● AIM
Can you transcribe every record below exactly as it appears?

● EXTRACTED MATERIAL

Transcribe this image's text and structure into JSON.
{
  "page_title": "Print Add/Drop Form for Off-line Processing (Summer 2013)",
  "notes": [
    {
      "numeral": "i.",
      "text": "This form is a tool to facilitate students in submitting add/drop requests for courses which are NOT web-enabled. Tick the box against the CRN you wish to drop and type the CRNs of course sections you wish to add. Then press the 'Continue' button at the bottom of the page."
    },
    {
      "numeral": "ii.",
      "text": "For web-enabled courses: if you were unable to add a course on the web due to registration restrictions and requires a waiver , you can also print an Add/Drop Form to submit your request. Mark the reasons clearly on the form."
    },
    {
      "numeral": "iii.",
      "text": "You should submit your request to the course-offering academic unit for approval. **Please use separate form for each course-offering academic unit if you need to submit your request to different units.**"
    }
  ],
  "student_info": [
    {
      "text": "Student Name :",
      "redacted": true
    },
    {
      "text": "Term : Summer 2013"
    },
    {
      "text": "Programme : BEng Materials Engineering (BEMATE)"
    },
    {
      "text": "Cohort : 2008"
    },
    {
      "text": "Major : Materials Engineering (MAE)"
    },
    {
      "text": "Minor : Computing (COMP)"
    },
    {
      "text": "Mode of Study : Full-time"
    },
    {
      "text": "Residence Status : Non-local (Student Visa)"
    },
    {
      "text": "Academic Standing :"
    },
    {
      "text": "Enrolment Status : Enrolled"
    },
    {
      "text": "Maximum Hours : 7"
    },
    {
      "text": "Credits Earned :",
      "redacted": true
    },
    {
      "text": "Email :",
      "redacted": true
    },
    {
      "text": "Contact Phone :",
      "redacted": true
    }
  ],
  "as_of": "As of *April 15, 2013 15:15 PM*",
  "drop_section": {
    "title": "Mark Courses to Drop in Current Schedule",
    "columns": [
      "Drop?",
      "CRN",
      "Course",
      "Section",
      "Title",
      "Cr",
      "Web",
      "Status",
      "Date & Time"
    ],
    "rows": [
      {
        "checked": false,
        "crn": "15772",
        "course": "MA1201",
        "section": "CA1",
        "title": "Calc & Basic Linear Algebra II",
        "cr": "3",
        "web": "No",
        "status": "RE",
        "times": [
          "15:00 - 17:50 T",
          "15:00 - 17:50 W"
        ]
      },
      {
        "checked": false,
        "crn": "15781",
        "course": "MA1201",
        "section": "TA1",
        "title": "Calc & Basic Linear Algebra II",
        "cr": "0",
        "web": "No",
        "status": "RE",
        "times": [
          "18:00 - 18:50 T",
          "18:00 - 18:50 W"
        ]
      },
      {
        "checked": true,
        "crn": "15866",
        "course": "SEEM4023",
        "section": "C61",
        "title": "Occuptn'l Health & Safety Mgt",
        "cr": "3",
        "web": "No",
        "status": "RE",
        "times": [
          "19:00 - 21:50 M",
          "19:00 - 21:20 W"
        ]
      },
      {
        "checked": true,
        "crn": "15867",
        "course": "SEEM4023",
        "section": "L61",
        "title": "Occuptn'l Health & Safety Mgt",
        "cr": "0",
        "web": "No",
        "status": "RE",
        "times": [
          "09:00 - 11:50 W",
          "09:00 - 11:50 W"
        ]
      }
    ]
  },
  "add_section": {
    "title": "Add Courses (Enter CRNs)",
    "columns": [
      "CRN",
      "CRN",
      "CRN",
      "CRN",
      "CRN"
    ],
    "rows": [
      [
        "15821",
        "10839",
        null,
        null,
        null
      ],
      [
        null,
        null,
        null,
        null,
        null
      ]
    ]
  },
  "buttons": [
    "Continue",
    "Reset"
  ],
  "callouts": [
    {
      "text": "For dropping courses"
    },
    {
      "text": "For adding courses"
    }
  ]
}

● REPLY TO THE EXERCISE
Transcribe this image's text and structure into JSON.
{
  "page_title": "Print Add/Drop Form for Off-line Processing (Summer 2013)",
  "notes": [
    {
      "numeral": "i.",
      "text": "This form is a tool to facilitate students in submitting add/drop requests for courses which are NOT web-enabled. Tick the box against the CRN you wish to drop and type the CRNs of course sections you wish to add. Then press the 'Continue' button at the bottom of the page."
    },
    {
      "numeral": "ii.",
      "text": "For web-enabled courses: if you were unable to add a course on the web due to registration restrictions and requires a waiver , you can also print an Add/Drop Form to submit your request. Mark the reasons clearly on the form."
    },
    {
      "numeral": "iii.",
      "text": "You should submit your request to the course-offering academic unit for approval. **Please use separate form for each course-offering academic unit if you need to submit your request to different units.**"
    }
  ],
  "student_info": [
    {
      "text": "Student Name :",
      "redacted": true
    },
    {
      "text": "Term : Summer 2013"
    },
    {
      "text": "Programme : BEng Materials Engineering (BEMATE)"
    },
    {
      "text": "Cohort : 2008"
    },
    {
      "text": "Major : Materials Engineering (MAE)"
    },
    {
      "text": "Minor : Computing (COMP)"
    },
    {
      "text": "Mode of Study : Full-time"
    },
    {
      "text": "Residence Status : Non-local (Student Visa)"
    },
    {
      "text": "Academic Standing :"
    },
    {
      "text": "Enrolment Status : Enrolled"
    },
    {
      "text": "Maximum Hours : 7"
    },
    {
      "text": "Credits Earned :",
      "redacted": true
    },
    {
      "text": "Email :",
      "redacted": true
    },
    {
      "text": "Contact Phone :",
      "redacted": true
    }
  ],
  "as_of": "As of *April 15, 2013 15:15 PM*",
  "drop_section": {
    "title": "Mark Courses to Drop in Current Schedule",
    "columns": [
      "Drop?",
      "CRN",
      "Course",
      "Section",
      "Title",
      "Cr",
      "Web",
      "Status",
      "Date & Time"
    ],
    "rows": [
      {
        "checked": false,
        "crn": "15772",
        "course": "MA1201",
        "section": "CA1",
        "title": "Calc & Basic Linear Algebra II",
        "cr": "3",
        "web": "No",
        "status": "RE",
        "times": [
          "15:00 - 17:50 T",
          "15:00 - 17:50 W"
        ]
      },
      {
        "checked": false,
        "crn": "15781",
        "course": "MA1201",
        "section": "TA1",
        "title": "Calc & Basic Linear Algebra II",
        "cr": "0",
        "web": "No",
        "status": "RE",
        "times": [
          "18:00 - 18:50 T",
          "18:00 - 18:50 W"
        ]
      },
      {
        "checked": true,
        "crn": "15866",
        "course": "SEEM4023",
        "section": "C61",
        "title": "Occuptn'l Health & Safety Mgt",
        "cr": "3",
        "web": "No",
        "status": "RE",
        "times": [
          "19:00 - 21:50 M",
          "19:00 - 21:20 W"
        ]
      },
      {
        "checked": true,
        "crn": "15867",
        "course": "SEEM4023",
        "section": "L61",
        "title": "Occuptn'l Health & Safety Mgt",
        "cr": "0",
        "web": "No",
        "status": "RE",
        "times": [
          "09:00 - 11:50 W",
          "09:00 - 11:50 W"
        ]
      }
    ]
  },
  "add_section": {
    "title": "Add Courses (Enter CRNs)",
    "columns": [
      "CRN",
      "CRN",
      "CRN",
      "CRN",
      "CRN"
    ],
    "rows": [
      [
        "15821",
        "10839",
        null,
        null,
        null
      ],
      [
        null,
        null,
        null,
        null,
        null
      ]
    ]
  },
  "buttons": [
    "Continue",
    "Reset"
  ],
  "callouts": [
    {
      "text": "For dropping courses"
    },
    {
      "text": "For adding courses"
    }
  ]
}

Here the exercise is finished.